--- start ---
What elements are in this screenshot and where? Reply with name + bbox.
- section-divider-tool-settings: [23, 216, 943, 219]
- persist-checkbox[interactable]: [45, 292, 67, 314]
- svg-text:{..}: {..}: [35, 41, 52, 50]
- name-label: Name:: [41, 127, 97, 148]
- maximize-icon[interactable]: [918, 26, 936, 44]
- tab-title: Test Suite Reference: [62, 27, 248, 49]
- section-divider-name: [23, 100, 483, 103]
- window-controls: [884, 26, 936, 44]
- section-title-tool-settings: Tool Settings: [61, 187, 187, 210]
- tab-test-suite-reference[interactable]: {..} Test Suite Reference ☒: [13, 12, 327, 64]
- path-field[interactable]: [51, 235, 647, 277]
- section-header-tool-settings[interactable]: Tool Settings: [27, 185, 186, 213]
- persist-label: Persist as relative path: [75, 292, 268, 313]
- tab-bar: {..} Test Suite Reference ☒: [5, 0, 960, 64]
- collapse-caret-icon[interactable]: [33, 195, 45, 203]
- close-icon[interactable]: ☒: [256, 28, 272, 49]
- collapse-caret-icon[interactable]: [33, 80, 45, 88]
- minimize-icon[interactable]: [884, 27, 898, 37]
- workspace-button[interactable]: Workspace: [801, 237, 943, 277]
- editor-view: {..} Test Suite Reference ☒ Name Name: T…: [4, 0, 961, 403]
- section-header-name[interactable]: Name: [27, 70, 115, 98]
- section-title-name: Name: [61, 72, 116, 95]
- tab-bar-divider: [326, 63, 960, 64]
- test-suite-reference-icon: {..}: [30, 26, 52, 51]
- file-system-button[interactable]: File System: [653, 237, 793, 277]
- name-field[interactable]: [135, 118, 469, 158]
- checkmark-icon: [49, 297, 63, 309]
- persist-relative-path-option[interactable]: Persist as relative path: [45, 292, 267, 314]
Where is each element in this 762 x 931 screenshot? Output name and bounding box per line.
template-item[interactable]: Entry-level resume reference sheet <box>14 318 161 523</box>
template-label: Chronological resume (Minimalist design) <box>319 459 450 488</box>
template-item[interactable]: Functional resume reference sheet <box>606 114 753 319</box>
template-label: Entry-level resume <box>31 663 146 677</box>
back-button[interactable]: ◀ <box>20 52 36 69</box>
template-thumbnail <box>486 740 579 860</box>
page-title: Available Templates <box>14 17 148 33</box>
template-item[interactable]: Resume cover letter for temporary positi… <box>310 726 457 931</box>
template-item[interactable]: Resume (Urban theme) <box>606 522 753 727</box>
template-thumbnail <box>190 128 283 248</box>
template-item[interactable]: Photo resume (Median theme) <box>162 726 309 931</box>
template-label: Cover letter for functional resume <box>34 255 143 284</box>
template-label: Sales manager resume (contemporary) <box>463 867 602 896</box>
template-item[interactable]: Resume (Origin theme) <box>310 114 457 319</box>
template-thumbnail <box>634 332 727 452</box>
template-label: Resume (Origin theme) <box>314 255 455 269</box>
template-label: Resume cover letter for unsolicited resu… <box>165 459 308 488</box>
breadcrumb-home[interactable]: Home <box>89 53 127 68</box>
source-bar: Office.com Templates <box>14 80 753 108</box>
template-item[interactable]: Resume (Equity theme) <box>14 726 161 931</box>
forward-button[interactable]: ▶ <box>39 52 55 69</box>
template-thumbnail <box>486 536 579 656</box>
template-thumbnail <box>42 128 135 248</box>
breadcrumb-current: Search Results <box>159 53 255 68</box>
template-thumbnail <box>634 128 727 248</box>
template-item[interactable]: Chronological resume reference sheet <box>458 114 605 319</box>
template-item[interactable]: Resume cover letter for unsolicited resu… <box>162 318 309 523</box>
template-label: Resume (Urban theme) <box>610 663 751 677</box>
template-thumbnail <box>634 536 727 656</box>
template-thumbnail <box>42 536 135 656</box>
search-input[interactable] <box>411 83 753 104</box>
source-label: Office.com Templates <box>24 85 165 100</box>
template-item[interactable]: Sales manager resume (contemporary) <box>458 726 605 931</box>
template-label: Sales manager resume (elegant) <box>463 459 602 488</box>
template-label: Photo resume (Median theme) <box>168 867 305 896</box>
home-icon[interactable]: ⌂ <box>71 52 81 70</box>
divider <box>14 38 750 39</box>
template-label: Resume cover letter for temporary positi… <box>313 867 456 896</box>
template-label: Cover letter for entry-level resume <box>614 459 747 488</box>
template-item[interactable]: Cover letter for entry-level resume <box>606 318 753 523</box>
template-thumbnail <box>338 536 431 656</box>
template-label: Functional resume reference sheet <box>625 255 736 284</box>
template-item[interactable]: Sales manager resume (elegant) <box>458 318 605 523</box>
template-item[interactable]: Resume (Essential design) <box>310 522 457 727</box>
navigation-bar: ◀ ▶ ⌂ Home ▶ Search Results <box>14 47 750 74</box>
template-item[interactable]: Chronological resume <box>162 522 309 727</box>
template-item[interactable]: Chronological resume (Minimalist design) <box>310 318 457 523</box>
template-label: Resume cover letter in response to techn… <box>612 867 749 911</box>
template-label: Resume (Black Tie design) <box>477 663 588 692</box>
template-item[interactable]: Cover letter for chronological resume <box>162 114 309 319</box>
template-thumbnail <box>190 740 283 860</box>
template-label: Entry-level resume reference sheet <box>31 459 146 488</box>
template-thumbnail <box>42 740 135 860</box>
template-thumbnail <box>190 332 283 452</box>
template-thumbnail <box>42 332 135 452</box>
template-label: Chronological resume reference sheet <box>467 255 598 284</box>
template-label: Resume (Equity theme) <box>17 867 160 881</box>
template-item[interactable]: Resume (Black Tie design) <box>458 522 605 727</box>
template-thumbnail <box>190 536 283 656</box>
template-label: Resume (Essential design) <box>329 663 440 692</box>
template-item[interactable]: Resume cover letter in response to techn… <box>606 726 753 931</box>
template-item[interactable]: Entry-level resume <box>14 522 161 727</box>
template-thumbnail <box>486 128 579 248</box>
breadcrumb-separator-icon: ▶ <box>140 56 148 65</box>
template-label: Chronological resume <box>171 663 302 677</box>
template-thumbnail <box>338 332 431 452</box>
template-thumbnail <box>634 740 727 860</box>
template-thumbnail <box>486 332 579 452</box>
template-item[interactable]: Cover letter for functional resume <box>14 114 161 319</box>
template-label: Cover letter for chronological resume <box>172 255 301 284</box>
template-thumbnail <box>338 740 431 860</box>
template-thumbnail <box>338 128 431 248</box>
--- end ---
▶ [WHAT TO WORK ON]: Reproduce the material line for line, beginning with its first line and continuing through the line that contains "- collapse-caret-icon[interactable]: [33, 80, 45, 88]".

▶ [WRITTEN RESPONSE]:
What elements are in this screenshot and where? Reply with name + bbox.
- section-divider-tool-settings: [23, 216, 943, 219]
- persist-checkbox[interactable]: [45, 292, 67, 314]
- svg-text:{..}: {..}: [35, 41, 52, 50]
- name-label: Name:: [41, 127, 97, 148]
- maximize-icon[interactable]: [918, 26, 936, 44]
- tab-title: Test Suite Reference: [62, 27, 248, 49]
- section-divider-name: [23, 100, 483, 103]
- window-controls: [884, 26, 936, 44]
- section-title-tool-settings: Tool Settings: [61, 187, 187, 210]
- tab-test-suite-reference[interactable]: {..} Test Suite Reference ☒: [13, 12, 327, 64]
- path-field[interactable]: [51, 235, 647, 277]
- section-header-tool-settings[interactable]: Tool Settings: [27, 185, 186, 213]
- persist-label: Persist as relative path: [75, 292, 268, 313]
- tab-bar: {..} Test Suite Reference ☒: [5, 0, 960, 64]
- collapse-caret-icon[interactable]: [33, 195, 45, 203]
- close-icon[interactable]: ☒: [256, 28, 272, 49]
- collapse-caret-icon[interactable]: [33, 80, 45, 88]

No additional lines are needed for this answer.